▶ _Requirements_
Copy each line below in which the word "JSON" occurs.

▶ _Data rows_
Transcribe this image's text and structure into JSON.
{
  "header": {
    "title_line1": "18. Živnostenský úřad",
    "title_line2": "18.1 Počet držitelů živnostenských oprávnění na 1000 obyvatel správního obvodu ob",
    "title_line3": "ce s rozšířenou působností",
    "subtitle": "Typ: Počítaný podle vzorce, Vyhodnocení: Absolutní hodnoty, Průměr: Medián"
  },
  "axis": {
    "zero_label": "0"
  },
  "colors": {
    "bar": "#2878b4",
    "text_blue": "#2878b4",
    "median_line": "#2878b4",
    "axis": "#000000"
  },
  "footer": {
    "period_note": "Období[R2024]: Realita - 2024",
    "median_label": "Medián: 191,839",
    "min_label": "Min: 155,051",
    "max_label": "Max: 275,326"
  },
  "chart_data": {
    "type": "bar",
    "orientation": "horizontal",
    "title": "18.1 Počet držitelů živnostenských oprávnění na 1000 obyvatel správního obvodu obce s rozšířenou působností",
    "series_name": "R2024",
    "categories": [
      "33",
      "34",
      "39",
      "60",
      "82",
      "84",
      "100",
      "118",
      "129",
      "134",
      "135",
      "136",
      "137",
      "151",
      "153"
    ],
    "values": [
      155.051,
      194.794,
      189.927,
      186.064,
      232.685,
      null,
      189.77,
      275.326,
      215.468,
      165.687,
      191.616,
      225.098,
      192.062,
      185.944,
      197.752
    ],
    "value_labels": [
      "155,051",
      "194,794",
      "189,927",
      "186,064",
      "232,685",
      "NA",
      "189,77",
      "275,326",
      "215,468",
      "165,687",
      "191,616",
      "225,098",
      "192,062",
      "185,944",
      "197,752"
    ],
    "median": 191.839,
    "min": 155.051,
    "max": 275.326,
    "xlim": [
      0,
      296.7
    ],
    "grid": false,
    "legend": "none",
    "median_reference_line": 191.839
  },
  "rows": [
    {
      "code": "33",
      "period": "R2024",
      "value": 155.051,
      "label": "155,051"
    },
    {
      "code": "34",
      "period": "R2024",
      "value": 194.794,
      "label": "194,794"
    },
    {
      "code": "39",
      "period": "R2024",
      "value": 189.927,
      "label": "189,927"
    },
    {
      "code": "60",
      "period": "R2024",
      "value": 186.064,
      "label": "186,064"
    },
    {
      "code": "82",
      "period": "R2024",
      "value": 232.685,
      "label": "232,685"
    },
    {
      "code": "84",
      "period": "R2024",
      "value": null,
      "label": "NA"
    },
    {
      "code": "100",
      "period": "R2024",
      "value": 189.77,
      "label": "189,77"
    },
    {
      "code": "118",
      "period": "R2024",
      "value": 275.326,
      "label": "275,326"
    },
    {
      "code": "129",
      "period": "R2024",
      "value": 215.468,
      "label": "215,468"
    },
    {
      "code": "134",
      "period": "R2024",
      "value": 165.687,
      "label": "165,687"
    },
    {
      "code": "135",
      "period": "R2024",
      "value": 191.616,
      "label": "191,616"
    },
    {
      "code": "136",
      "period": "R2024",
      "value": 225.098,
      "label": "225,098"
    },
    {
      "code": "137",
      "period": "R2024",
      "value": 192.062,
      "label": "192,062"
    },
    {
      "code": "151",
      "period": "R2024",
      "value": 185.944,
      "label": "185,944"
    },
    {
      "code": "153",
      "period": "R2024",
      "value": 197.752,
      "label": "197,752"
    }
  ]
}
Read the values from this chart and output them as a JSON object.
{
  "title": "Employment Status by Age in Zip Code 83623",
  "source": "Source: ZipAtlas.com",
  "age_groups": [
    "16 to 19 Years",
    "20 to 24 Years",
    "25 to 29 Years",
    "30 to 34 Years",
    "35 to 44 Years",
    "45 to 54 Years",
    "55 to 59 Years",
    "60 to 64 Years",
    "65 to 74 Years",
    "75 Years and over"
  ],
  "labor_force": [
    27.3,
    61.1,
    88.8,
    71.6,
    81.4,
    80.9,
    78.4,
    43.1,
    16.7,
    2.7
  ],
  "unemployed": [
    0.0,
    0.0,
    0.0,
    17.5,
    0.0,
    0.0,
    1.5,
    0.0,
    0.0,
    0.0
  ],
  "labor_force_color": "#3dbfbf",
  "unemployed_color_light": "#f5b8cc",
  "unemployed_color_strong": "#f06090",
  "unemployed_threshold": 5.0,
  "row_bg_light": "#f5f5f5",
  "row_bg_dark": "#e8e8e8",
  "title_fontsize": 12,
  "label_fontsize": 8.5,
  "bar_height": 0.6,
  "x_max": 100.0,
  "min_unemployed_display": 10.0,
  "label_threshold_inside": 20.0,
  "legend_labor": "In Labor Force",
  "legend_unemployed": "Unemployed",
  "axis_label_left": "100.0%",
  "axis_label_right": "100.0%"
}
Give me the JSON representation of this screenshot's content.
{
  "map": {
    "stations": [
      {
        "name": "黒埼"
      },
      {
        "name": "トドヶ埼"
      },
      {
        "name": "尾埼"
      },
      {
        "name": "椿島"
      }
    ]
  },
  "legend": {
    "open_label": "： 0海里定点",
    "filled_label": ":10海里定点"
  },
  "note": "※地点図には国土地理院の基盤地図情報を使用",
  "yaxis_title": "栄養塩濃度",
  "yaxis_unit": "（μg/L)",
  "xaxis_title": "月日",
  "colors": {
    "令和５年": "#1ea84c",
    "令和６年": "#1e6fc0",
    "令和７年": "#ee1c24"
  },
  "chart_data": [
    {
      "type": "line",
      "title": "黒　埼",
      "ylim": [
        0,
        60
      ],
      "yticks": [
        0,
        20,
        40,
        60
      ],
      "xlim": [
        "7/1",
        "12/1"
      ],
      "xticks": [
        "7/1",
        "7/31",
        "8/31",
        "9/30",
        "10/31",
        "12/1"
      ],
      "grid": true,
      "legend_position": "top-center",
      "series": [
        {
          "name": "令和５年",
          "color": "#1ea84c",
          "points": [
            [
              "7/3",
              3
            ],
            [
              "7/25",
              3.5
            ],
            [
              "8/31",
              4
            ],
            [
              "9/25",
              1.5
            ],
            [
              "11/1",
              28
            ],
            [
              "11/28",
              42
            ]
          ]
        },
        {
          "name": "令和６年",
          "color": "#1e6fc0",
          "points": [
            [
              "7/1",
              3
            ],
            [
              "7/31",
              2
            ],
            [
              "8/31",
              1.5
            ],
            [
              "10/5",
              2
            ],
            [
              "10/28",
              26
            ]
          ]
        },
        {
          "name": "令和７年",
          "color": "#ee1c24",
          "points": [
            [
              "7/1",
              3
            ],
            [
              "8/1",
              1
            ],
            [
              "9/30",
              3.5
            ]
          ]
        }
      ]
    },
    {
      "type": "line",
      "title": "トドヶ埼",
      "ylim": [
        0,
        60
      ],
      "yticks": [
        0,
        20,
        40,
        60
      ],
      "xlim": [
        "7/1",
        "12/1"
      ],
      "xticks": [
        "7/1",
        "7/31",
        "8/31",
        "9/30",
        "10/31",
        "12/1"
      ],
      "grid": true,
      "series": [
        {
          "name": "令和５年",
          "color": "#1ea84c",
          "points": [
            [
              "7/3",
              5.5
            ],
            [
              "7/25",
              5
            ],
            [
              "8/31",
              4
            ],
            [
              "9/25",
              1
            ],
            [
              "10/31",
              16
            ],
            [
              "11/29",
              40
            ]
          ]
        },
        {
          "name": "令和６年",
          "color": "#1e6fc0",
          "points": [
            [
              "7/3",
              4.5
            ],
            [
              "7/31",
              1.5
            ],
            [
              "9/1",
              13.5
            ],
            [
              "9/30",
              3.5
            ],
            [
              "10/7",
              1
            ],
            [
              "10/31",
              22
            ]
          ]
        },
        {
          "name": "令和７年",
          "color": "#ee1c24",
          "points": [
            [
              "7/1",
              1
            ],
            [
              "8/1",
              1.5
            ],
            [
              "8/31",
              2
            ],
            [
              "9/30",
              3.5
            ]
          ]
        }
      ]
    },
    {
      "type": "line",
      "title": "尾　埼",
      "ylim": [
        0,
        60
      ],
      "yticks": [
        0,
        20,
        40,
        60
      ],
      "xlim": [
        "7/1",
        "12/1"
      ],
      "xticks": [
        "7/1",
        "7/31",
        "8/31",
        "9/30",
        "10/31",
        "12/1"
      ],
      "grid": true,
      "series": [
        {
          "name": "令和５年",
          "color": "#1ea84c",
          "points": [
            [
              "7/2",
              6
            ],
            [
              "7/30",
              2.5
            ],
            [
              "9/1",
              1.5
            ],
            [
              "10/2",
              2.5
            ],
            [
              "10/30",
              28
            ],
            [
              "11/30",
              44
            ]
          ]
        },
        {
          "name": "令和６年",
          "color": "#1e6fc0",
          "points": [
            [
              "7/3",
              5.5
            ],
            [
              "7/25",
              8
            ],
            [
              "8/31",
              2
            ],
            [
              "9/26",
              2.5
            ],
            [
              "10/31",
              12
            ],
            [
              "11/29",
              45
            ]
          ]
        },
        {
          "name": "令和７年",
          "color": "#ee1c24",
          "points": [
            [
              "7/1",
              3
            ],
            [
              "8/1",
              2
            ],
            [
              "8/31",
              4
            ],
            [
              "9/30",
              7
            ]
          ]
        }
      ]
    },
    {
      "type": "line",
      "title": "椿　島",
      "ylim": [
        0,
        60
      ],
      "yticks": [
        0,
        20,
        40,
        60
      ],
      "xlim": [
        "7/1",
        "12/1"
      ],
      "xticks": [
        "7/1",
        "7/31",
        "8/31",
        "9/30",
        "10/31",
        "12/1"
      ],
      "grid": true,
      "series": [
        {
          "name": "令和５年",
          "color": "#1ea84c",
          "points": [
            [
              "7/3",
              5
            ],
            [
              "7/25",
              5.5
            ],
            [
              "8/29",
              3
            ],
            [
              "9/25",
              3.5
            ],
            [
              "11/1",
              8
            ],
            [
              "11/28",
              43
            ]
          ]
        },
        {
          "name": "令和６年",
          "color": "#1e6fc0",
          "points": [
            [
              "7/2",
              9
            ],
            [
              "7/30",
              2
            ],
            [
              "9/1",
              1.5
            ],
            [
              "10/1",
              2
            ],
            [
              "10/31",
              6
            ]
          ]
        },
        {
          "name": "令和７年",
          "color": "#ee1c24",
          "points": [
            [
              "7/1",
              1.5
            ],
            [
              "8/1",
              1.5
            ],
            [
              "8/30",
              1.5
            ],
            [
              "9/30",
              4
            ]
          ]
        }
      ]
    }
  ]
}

▶ _Written answer_
Transcribe this image's text and structure into JSON.
Read the values from this chart and output them as a JSON object.
Give me the JSON representation of this screenshot's content.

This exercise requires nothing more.